- [REQUIREMENT]
Your job is to copy the data that follows exactly, every line included.
▬▬▬▬▬▬▬▬▬▬
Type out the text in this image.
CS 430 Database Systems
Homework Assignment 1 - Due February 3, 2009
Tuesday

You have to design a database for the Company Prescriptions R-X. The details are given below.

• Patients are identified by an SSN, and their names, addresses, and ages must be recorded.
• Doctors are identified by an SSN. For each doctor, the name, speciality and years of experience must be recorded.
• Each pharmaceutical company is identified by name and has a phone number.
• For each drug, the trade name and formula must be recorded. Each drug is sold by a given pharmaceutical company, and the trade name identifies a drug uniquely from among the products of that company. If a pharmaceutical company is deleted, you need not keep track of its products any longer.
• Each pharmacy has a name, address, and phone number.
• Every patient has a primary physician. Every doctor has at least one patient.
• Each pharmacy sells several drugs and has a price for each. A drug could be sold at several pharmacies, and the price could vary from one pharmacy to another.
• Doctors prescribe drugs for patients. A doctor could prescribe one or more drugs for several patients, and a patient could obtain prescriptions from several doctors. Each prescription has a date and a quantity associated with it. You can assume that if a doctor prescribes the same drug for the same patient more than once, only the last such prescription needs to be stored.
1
▬▬▬▬▬▬▬▬▬▬
- [RESULT BELOW]
Type out the text in this image.
CS 430 Database Systems
Homework Assignment 1 - Due February 3, 2009
Tuesday

You have to design a database for the Company Prescriptions R-X. The details are given below.

• Patients are identified by an SSN, and their names, addresses, and ages must be recorded.
• Doctors are identified by an SSN. For each doctor, the name, speciality and years of experience must be recorded.
• Each pharmaceutical company is identified by name and has a phone number.
• For each drug, the trade name and formula must be recorded. Each drug is sold by a given pharmaceutical company, and the trade name identifies a drug uniquely from among the products of that company. If a pharmaceutical company is deleted, you need not keep track of its products any longer.
• Each pharmacy has a name, address, and phone number.
• Every patient has a primary physician. Every doctor has at least one patient.
• Each pharmacy sells several drugs and has a price for each. A drug could be sold at several pharmacies, and the price could vary from one pharmacy to another.
• Doctors prescribe drugs for patients. A doctor could prescribe one or more drugs for several patients, and a patient could obtain prescriptions from several doctors. Each prescription has a date and a quantity associated with it. You can assume that if a doctor prescribes the same drug for the same patient more than once, only the last such prescription needs to be stored.
1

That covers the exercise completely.